* _STATED TASK_:
Exact repetition is required: output every record in full.

* _STORED DATA_:
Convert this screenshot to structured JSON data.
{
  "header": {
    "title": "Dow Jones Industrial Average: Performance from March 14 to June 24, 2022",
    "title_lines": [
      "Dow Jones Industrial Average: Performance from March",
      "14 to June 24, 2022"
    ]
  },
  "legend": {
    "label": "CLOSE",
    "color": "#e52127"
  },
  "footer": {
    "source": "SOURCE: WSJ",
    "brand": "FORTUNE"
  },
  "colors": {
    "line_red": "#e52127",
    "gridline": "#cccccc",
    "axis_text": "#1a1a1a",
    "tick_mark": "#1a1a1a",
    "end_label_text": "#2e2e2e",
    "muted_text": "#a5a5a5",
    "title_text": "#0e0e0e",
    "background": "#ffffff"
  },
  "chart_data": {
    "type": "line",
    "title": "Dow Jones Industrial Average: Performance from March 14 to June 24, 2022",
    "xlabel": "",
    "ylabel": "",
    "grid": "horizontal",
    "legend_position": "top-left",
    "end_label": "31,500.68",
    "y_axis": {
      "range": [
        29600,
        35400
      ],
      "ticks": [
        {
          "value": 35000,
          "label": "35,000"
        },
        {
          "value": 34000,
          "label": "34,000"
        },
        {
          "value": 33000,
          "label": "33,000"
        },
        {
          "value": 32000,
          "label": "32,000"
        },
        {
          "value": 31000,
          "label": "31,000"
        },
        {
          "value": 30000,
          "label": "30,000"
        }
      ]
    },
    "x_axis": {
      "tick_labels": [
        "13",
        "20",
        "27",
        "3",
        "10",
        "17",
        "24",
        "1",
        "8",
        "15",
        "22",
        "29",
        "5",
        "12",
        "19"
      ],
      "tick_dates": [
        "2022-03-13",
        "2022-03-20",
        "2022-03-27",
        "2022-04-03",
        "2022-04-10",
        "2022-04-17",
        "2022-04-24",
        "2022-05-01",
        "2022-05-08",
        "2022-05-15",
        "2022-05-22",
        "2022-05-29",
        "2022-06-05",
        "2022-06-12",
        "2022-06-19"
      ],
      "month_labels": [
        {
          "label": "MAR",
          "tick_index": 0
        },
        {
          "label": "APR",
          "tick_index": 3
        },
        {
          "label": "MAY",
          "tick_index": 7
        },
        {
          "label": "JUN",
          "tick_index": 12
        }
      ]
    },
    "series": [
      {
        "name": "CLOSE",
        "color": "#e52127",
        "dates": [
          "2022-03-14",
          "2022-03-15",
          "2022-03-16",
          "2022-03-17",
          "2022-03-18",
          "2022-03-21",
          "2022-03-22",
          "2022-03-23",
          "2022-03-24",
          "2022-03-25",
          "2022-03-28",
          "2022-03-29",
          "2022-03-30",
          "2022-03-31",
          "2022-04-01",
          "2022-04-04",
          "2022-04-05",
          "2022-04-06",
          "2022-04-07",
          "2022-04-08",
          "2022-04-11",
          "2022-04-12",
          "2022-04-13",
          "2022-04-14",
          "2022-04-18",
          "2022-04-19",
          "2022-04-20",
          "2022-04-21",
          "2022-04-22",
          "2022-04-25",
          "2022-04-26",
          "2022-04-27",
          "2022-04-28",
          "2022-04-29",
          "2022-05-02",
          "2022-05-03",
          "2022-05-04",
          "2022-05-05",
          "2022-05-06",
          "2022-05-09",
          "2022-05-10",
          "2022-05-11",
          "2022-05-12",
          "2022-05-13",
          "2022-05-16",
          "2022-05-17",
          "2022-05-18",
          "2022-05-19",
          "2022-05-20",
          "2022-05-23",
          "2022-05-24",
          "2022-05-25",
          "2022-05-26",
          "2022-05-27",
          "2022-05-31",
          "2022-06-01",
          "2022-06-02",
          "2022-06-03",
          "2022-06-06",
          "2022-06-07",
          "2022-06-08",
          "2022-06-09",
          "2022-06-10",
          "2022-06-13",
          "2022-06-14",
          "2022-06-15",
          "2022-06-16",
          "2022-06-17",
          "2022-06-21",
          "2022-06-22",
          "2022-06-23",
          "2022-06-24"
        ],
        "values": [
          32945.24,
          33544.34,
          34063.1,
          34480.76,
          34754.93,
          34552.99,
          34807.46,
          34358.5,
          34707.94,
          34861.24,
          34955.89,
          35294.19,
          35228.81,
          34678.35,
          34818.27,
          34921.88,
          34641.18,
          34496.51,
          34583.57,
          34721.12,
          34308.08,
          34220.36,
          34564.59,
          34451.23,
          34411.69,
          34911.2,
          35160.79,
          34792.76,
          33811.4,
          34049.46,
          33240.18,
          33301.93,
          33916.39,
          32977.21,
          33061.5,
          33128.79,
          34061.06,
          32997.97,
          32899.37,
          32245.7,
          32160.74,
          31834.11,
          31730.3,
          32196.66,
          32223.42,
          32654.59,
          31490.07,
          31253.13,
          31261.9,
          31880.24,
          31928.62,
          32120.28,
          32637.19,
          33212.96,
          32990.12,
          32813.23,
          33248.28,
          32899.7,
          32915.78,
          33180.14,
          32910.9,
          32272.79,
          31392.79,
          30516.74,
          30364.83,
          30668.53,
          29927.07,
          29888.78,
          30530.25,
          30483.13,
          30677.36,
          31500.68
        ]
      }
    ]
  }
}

* _RESPONSE TO THIS EXERCISE_:
Convert this screenshot to structured JSON data.
{
  "header": {
    "title": "Dow Jones Industrial Average: Performance from March 14 to June 24, 2022",
    "title_lines": [
      "Dow Jones Industrial Average: Performance from March",
      "14 to June 24, 2022"
    ]
  },
  "legend": {
    "label": "CLOSE",
    "color": "#e52127"
  },
  "footer": {
    "source": "SOURCE: WSJ",
    "brand": "FORTUNE"
  },
  "colors": {
    "line_red": "#e52127",
    "gridline": "#cccccc",
    "axis_text": "#1a1a1a",
    "tick_mark": "#1a1a1a",
    "end_label_text": "#2e2e2e",
    "muted_text": "#a5a5a5",
    "title_text": "#0e0e0e",
    "background": "#ffffff"
  },
  "chart_data": {
    "type": "line",
    "title": "Dow Jones Industrial Average: Performance from March 14 to June 24, 2022",
    "xlabel": "",
    "ylabel": "",
    "grid": "horizontal",
    "legend_position": "top-left",
    "end_label": "31,500.68",
    "y_axis": {
      "range": [
        29600,
        35400
      ],
      "ticks": [
        {
          "value": 35000,
          "label": "35,000"
        },
        {
          "value": 34000,
          "label": "34,000"
        },
        {
          "value": 33000,
          "label": "33,000"
        },
        {
          "value": 32000,
          "label": "32,000"
        },
        {
          "value": 31000,
          "label": "31,000"
        },
        {
          "value": 30000,
          "label": "30,000"
        }
      ]
    },
    "x_axis": {
      "tick_labels": [
        "13",
        "20",
        "27",
        "3",
        "10",
        "17",
        "24",
        "1",
        "8",
        "15",
        "22",
        "29",
        "5",
        "12",
        "19"
      ],
      "tick_dates": [
        "2022-03-13",
        "2022-03-20",
        "2022-03-27",
        "2022-04-03",
        "2022-04-10",
        "2022-04-17",
        "2022-04-24",
        "2022-05-01",
        "2022-05-08",
        "2022-05-15",
        "2022-05-22",
        "2022-05-29",
        "2022-06-05",
        "2022-06-12",
        "2022-06-19"
      ],
      "month_labels": [
        {
          "label": "MAR",
          "tick_index": 0
        },
        {
          "label": "APR",
          "tick_index": 3
        },
        {
          "label": "MAY",
          "tick_index": 7
        },
        {
          "label": "JUN",
          "tick_index": 12
        }
      ]
    },
    "series": [
      {
        "name": "CLOSE",
        "color": "#e52127",
        "dates": [
          "2022-03-14",
          "2022-03-15",
          "2022-03-16",
          "2022-03-17",
          "2022-03-18",
          "2022-03-21",
          "2022-03-22",
          "2022-03-23",
          "2022-03-24",
          "2022-03-25",
          "2022-03-28",
          "2022-03-29",
          "2022-03-30",
          "2022-03-31",
          "2022-04-01",
          "2022-04-04",
          "2022-04-05",
          "2022-04-06",
          "2022-04-07",
          "2022-04-08",
          "2022-04-11",
          "2022-04-12",
          "2022-04-13",
          "2022-04-14",
          "2022-04-18",
          "2022-04-19",
          "2022-04-20",
          "2022-04-21",
          "2022-04-22",
          "2022-04-25",
          "2022-04-26",
          "2022-04-27",
          "2022-04-28",
          "2022-04-29",
          "2022-05-02",
          "2022-05-03",
          "2022-05-04",
          "2022-05-05",
          "2022-05-06",
          "2022-05-09",
          "2022-05-10",
          "2022-05-11",
          "2022-05-12",
          "2022-05-13",
          "2022-05-16",
          "2022-05-17",
          "2022-05-18",
          "2022-05-19",
          "2022-05-20",
          "2022-05-23",
          "2022-05-24",
          "2022-05-25",
          "2022-05-26",
          "2022-05-27",
          "2022-05-31",
          "2022-06-01",
          "2022-06-02",
          "2022-06-03",
          "2022-06-06",
          "2022-06-07",
          "2022-06-08",
          "2022-06-09",
          "2022-06-10",
          "2022-06-13",
          "2022-06-14",
          "2022-06-15",
          "2022-06-16",
          "2022-06-17",
          "2022-06-21",
          "2022-06-22",
          "2022-06-23",
          "2022-06-24"
        ],
        "values": [
          32945.24,
          33544.34,
          34063.1,
          34480.76,
          34754.93,
          34552.99,
          34807.46,
          34358.5,
          34707.94,
          34861.24,
          34955.89,
          35294.19,
          35228.81,
          34678.35,
          34818.27,
          34921.88,
          34641.18,
          34496.51,
          34583.57,
          34721.12,
          34308.08,
          34220.36,
          34564.59,
          34451.23,
          34411.69,
          34911.2,
          35160.79,
          34792.76,
          33811.4,
          34049.46,
          33240.18,
          33301.93,
          33916.39,
          32977.21,
          33061.5,
          33128.79,
          34061.06,
          32997.97,
          32899.37,
          32245.7,
          32160.74,
          31834.11,
          31730.3,
          32196.66,
          32223.42,
          32654.59,
          31490.07,
          31253.13,
          31261.9,
          31880.24,
          31928.62,
          32120.28,
          32637.19,
          33212.96,
          32990.12,
          32813.23,
          33248.28,
          32899.7,
          32915.78,
          33180.14,
          32910.9,
          32272.79,
          31392.79,
          30516.74,
          30364.83,
          30668.53,
          29927.07,
          29888.78,
          30530.25,
          30483.13,
          30677.36,
          31500.68
        ]
      }
    ]
  }
}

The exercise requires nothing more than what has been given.